### [The exercise]
Write the listing out again, all of it, word for word.

### [Figure record listings]
BEGIN

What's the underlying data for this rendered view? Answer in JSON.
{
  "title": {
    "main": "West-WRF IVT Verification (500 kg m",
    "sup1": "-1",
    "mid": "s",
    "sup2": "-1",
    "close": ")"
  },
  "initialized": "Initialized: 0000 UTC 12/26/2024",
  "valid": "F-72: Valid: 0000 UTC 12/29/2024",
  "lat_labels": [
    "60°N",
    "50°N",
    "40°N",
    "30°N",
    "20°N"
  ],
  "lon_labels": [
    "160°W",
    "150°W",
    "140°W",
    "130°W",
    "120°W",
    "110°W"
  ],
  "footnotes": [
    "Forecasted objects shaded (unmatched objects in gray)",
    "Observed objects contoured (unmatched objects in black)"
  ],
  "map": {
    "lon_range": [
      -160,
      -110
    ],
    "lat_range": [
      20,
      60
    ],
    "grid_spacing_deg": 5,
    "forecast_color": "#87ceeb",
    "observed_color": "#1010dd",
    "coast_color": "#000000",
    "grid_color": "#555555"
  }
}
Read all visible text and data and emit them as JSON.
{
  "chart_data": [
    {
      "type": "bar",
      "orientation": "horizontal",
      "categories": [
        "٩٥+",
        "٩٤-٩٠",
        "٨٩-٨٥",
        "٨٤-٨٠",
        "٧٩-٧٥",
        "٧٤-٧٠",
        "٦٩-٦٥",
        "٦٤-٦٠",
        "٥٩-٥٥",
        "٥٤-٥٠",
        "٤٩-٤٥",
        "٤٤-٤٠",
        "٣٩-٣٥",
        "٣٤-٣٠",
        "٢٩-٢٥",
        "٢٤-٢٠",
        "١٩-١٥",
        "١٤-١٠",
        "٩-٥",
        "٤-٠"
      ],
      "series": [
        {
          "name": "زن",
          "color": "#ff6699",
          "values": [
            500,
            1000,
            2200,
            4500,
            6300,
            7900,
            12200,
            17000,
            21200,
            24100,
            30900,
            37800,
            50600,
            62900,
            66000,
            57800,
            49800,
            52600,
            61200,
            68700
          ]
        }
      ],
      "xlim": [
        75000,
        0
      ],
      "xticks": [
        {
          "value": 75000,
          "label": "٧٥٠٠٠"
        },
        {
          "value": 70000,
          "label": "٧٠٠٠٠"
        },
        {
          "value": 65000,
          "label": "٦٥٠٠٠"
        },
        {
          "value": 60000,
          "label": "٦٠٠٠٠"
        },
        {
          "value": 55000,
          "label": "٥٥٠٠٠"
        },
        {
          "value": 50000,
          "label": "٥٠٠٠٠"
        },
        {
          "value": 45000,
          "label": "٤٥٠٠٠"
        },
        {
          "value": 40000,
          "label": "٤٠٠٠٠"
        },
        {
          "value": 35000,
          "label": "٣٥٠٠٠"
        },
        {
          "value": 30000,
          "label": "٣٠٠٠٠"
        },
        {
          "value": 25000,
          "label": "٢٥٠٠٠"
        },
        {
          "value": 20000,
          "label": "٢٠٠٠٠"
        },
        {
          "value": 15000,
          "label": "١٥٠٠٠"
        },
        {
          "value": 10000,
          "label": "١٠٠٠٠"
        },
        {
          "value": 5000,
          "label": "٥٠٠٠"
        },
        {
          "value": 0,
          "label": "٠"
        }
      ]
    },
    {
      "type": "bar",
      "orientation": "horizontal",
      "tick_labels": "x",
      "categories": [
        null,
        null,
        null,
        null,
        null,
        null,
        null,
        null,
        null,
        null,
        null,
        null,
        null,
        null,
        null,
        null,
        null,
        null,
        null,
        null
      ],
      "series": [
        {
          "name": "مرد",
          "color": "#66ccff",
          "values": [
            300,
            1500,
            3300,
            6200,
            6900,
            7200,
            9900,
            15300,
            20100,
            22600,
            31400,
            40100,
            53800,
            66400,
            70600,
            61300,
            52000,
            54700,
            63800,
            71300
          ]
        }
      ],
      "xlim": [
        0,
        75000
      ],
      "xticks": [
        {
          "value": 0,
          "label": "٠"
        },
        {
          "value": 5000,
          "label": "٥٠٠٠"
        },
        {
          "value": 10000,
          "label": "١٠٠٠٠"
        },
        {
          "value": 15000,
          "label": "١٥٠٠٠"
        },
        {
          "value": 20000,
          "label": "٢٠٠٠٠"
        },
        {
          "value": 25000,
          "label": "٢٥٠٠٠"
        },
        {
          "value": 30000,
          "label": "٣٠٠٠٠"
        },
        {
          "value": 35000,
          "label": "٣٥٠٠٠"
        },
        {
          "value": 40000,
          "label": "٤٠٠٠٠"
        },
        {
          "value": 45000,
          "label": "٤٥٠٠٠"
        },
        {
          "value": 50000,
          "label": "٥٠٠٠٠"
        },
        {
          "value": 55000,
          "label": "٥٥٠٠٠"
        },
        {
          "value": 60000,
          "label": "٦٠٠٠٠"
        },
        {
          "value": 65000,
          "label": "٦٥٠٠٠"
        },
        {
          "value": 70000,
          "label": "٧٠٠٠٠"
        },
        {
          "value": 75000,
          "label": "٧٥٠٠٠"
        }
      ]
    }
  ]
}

END

### [Task response]
What's the underlying data for this rendered view? Answer in JSON.
{
  "title": {
    "main": "West-WRF IVT Verification (500 kg m",
    "sup1": "-1",
    "mid": "s",
    "sup2": "-1",
    "close": ")"
  },
  "initialized": "Initialized: 0000 UTC 12/26/2024",
  "valid": "F-72: Valid: 0000 UTC 12/29/2024",
  "lat_labels": [
    "60°N",
    "50°N",
    "40°N",
    "30°N",
    "20°N"
  ],
  "lon_labels": [
    "160°W",
    "150°W",
    "140°W",
    "130°W",
    "120°W",
    "110°W"
  ],
  "footnotes": [
    "Forecasted objects shaded (unmatched objects in gray)",
    "Observed objects contoured (unmatched objects in black)"
  ],
  "map": {
    "lon_range": [
      -160,
      -110
    ],
    "lat_range": [
      20,
      60
    ],
    "grid_spacing_deg": 5,
    "forecast_color": "#87ceeb",
    "observed_color": "#1010dd",
    "coast_color": "#000000",
    "grid_color": "#555555"
  }
}
Read all visible text and data and emit them as JSON.
{
  "chart_data": [
    {
      "type": "bar",
      "orientation": "horizontal",
      "categories": [
        "٩٥+",
        "٩٤-٩٠",
        "٨٩-٨٥",
        "٨٤-٨٠",
        "٧٩-٧٥",
        "٧٤-٧٠",
        "٦٩-٦٥",
        "٦٤-٦٠",
        "٥٩-٥٥",
        "٥٤-٥٠",
        "٤٩-٤٥",
        "٤٤-٤٠",
        "٣٩-٣٥",
        "٣٤-٣٠",
        "٢٩-٢٥",
        "٢٤-٢٠",
        "١٩-١٥",
        "١٤-١٠",
        "٩-٥",
        "٤-٠"
      ],
      "series": [
        {
          "name": "زن",
          "color": "#ff6699",
          "values": [
            500,
            1000,
            2200,
            4500,
            6300,
            7900,
            12200,
            17000,
            21200,
            24100,
            30900,
            37800,
            50600,
            62900,
            66000,
            57800,
            49800,
            52600,
            61200,
            68700
          ]
        }
      ],
      "xlim": [
        75000,
        0
      ],
      "xticks": [
        {
          "value": 75000,
          "label": "٧٥٠٠٠"
        },
        {
          "value": 70000,
          "label": "٧٠٠٠٠"
        },
        {
          "value": 65000,
          "label": "٦٥٠٠٠"
        },
        {
          "value": 60000,
          "label": "٦٠٠٠٠"
        },
        {
          "value": 55000,
          "label": "٥٥٠٠٠"
        },
        {
          "value": 50000,
          "label": "٥٠٠٠٠"
        },
        {
          "value": 45000,
          "label": "٤٥٠٠٠"
        },
        {
          "value": 40000,
          "label": "٤٠٠٠٠"
        },
        {
          "value": 35000,
          "label": "٣٥٠٠٠"
        },
        {
          "value": 30000,
          "label": "٣٠٠٠٠"
        },
        {
          "value": 25000,
          "label": "٢٥٠٠٠"
        },
        {
          "value": 20000,
          "label": "٢٠٠٠٠"
        },
        {
          "value": 15000,
          "label": "١٥٠٠٠"
        },
        {
          "value": 10000,
          "label": "١٠٠٠٠"
        },
        {
          "value": 5000,
          "label": "٥٠٠٠"
        },
        {
          "value": 0,
          "label": "٠"
        }
      ]
    },
    {
      "type": "bar",
      "orientation": "horizontal",
      "tick_labels": "x",
      "categories": [
        null,
        null,
        null,
        null,
        null,
        null,
        null,
        null,
        null,
        null,
        null,
        null,
        null,
        null,
        null,
        null,
        null,
        null,
        null,
        null
      ],
      "series": [
        {
          "name": "مرد",
          "color": "#66ccff",
          "values": [
            300,
            1500,
            3300,
            6200,
            6900,
            7200,
            9900,
            15300,
            20100,
            22600,
            31400,
            40100,
            53800,
            66400,
            70600,
            61300,
            52000,
            54700,
            63800,
            71300
          ]
        }
      ],
      "xlim": [
        0,
        75000
      ],
      "xticks": [
        {
          "value": 0,
          "label": "٠"
        },
        {
          "value": 5000,
          "label": "٥٠٠٠"
        },
        {
          "value": 10000,
          "label": "١٠٠٠٠"
        },
        {
          "value": 15000,
          "label": "١٥٠٠٠"
        },
        {
          "value": 20000,
          "label": "٢٠٠٠٠"
        },
        {
          "value": 25000,
          "label": "٢٥٠٠٠"
        },
        {
          "value": 30000,
          "label": "٣٠٠٠٠"
        },
        {
          "value": 35000,
          "label": "٣٥٠٠٠"
        },
        {
          "value": 40000,
          "label": "٤٠٠٠٠"
        },
        {
          "value": 45000,
          "label": "٤٥٠٠٠"
        },
        {
          "value": 50000,
          "label": "٥٠٠٠٠"
        },
        {
          "value": 55000,
          "label": "٥٥٠٠٠"
        },
        {
          "value": 60000,
          "label": "٦٠٠٠٠"
        },
        {
          "value": 65000,
          "label": "٦٥٠٠٠"
        },
        {
          "value": 70000,
          "label": "٧٠٠٠٠"
        },
        {
          "value": 75000,
          "label": "٧٥٠٠٠"
        }
      ]
    }
  ]
}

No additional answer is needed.